Rows from a figure dataset:
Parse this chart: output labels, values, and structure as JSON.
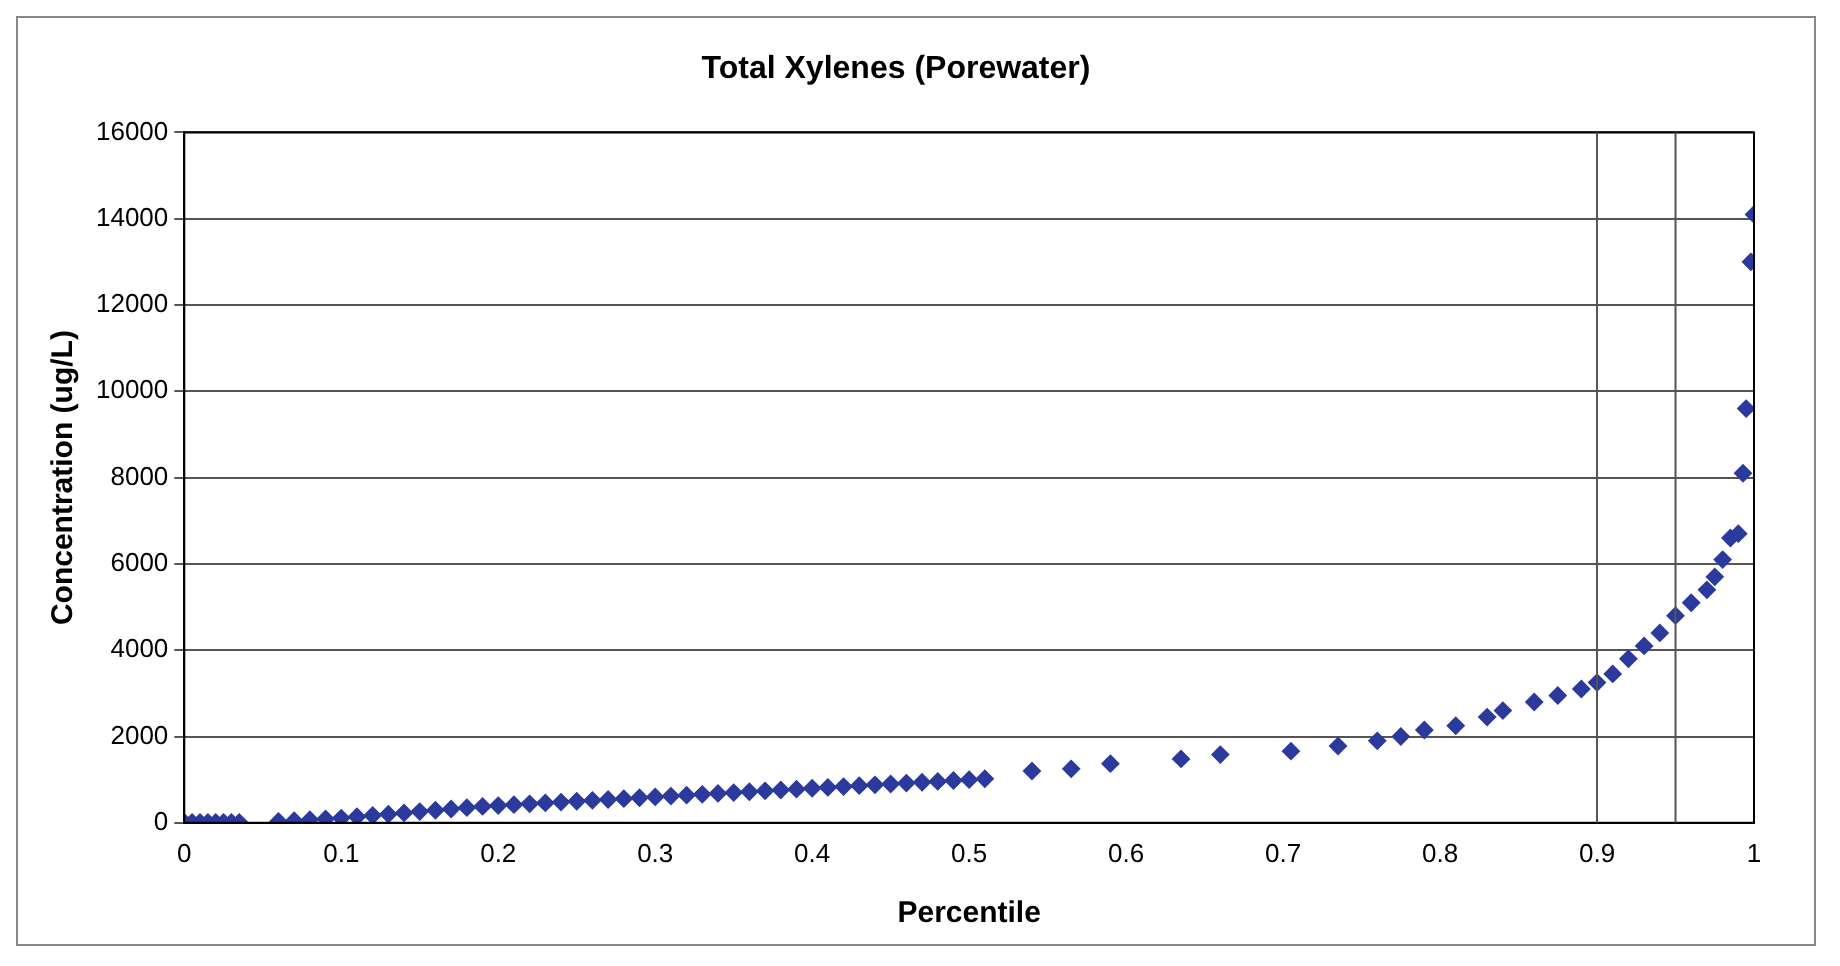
{
  "chart_data": {
    "type": "scatter",
    "title": "Total Xylenes (Porewater)",
    "xlabel": "Percentile",
    "ylabel": "Concentration (ug/L)",
    "x": [
      0,
      0.005,
      0.01,
      0.015,
      0.02,
      0.025,
      0.03,
      0.035,
      0.06,
      0.07,
      0.08,
      0.09,
      0.1,
      0.11,
      0.12,
      0.13,
      0.14,
      0.15,
      0.16,
      0.17,
      0.18,
      0.19,
      0.2,
      0.21,
      0.22,
      0.23,
      0.24,
      0.25,
      0.26,
      0.27,
      0.28,
      0.29,
      0.3,
      0.31,
      0.32,
      0.33,
      0.34,
      0.35,
      0.36,
      0.37,
      0.38,
      0.39,
      0.4,
      0.41,
      0.42,
      0.43,
      0.44,
      0.45,
      0.46,
      0.47,
      0.48,
      0.49,
      0.5,
      0.51,
      0.54,
      0.565,
      0.59,
      0.635,
      0.66,
      0.705,
      0.735,
      0.76,
      0.775,
      0.79,
      0.81,
      0.83,
      0.84,
      0.86,
      0.875,
      0.89,
      0.9,
      0.91,
      0.92,
      0.93,
      0.94,
      0.95,
      0.96,
      0.97,
      0.975,
      0.98,
      0.985,
      0.99,
      0.993,
      0.995,
      0.998,
      1
    ],
    "series": [
      {
        "color": "#2b3a9c",
        "values": [
          10,
          10,
          10,
          10,
          10,
          10,
          10,
          10,
          30,
          50,
          70,
          90,
          110,
          140,
          170,
          200,
          230,
          260,
          290,
          320,
          350,
          380,
          400,
          420,
          440,
          460,
          480,
          500,
          520,
          540,
          560,
          580,
          600,
          620,
          640,
          660,
          680,
          700,
          720,
          740,
          760,
          780,
          800,
          820,
          840,
          860,
          880,
          900,
          920,
          940,
          960,
          980,
          1000,
          1020,
          1200,
          1250,
          1370,
          1480,
          1580,
          1660,
          1780,
          1900,
          2000,
          2150,
          2250,
          2450,
          2600,
          2800,
          2950,
          3100,
          3250,
          3450,
          3800,
          4100,
          4400,
          4800,
          5100,
          5400,
          5700,
          6100,
          6600,
          6700,
          8100,
          9600,
          13000,
          14100
        ]
      }
    ],
    "xlim": [
      0,
      1
    ],
    "xticks": [
      0,
      0.1,
      0.2,
      0.3,
      0.4,
      0.5,
      0.6,
      0.7,
      0.8,
      0.9,
      1
    ],
    "ylim": [
      0,
      16000
    ],
    "yticks": [
      0,
      2000,
      4000,
      6000,
      8000,
      10000,
      12000,
      14000,
      16000
    ],
    "ref_lines": [
      {
        "axis": "x",
        "value": 0.9,
        "color": "#555555"
      },
      {
        "axis": "x",
        "value": 0.95,
        "color": "#555555"
      }
    ],
    "grid": "y",
    "legend": false,
    "marker": "diamond"
  }
}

> [Directive]
From the listing above, print every entry precisely and drop the pictures.

> [Finished answer]
Parse this chart: output labels, values, and structure as JSON.
{
  "chart_data": {
    "type": "scatter",
    "title": "Total Xylenes (Porewater)",
    "xlabel": "Percentile",
    "ylabel": "Concentration (ug/L)",
    "x": [
      0,
      0.005,
      0.01,
      0.015,
      0.02,
      0.025,
      0.03,
      0.035,
      0.06,
      0.07,
      0.08,
      0.09,
      0.1,
      0.11,
      0.12,
      0.13,
      0.14,
      0.15,
      0.16,
      0.17,
      0.18,
      0.19,
      0.2,
      0.21,
      0.22,
      0.23,
      0.24,
      0.25,
      0.26,
      0.27,
      0.28,
      0.29,
      0.3,
      0.31,
      0.32,
      0.33,
      0.34,
      0.35,
      0.36,
      0.37,
      0.38,
      0.39,
      0.4,
      0.41,
      0.42,
      0.43,
      0.44,
      0.45,
      0.46,
      0.47,
      0.48,
      0.49,
      0.5,
      0.51,
      0.54,
      0.565,
      0.59,
      0.635,
      0.66,
      0.705,
      0.735,
      0.76,
      0.775,
      0.79,
      0.81,
      0.83,
      0.84,
      0.86,
      0.875,
      0.89,
      0.9,
      0.91,
      0.92,
      0.93,
      0.94,
      0.95,
      0.96,
      0.97,
      0.975,
      0.98,
      0.985,
      0.99,
      0.993,
      0.995,
      0.998,
      1
    ],
    "series": [
      {
        "color": "#2b3a9c",
        "values": [
          10,
          10,
          10,
          10,
          10,
          10,
          10,
          10,
          30,
          50,
          70,
          90,
          110,
          140,
          170,
          200,
          230,
          260,
          290,
          320,
          350,
          380,
          400,
          420,
          440,
          460,
          480,
          500,
          520,
          540,
          560,
          580,
          600,
          620,
          640,
          660,
          680,
          700,
          720,
          740,
          760,
          780,
          800,
          820,
          840,
          860,
          880,
          900,
          920,
          940,
          960,
          980,
          1000,
          1020,
          1200,
          1250,
          1370,
          1480,
          1580,
          1660,
          1780,
          1900,
          2000,
          2150,
          2250,
          2450,
          2600,
          2800,
          2950,
          3100,
          3250,
          3450,
          3800,
          4100,
          4400,
          4800,
          5100,
          5400,
          5700,
          6100,
          6600,
          6700,
          8100,
          9600,
          13000,
          14100
        ]
      }
    ],
    "xlim": [
      0,
      1
    ],
    "xticks": [
      0,
      0.1,
      0.2,
      0.3,
      0.4,
      0.5,
      0.6,
      0.7,
      0.8,
      0.9,
      1
    ],
    "ylim": [
      0,
      16000
    ],
    "yticks": [
      0,
      2000,
      4000,
      6000,
      8000,
      10000,
      12000,
      14000,
      16000
    ],
    "ref_lines": [
      {
        "axis": "x",
        "value": 0.9,
        "color": "#555555"
      },
      {
        "axis": "x",
        "value": 0.95,
        "color": "#555555"
      }
    ],
    "grid": "y",
    "legend": false,
    "marker": "diamond"
  }
}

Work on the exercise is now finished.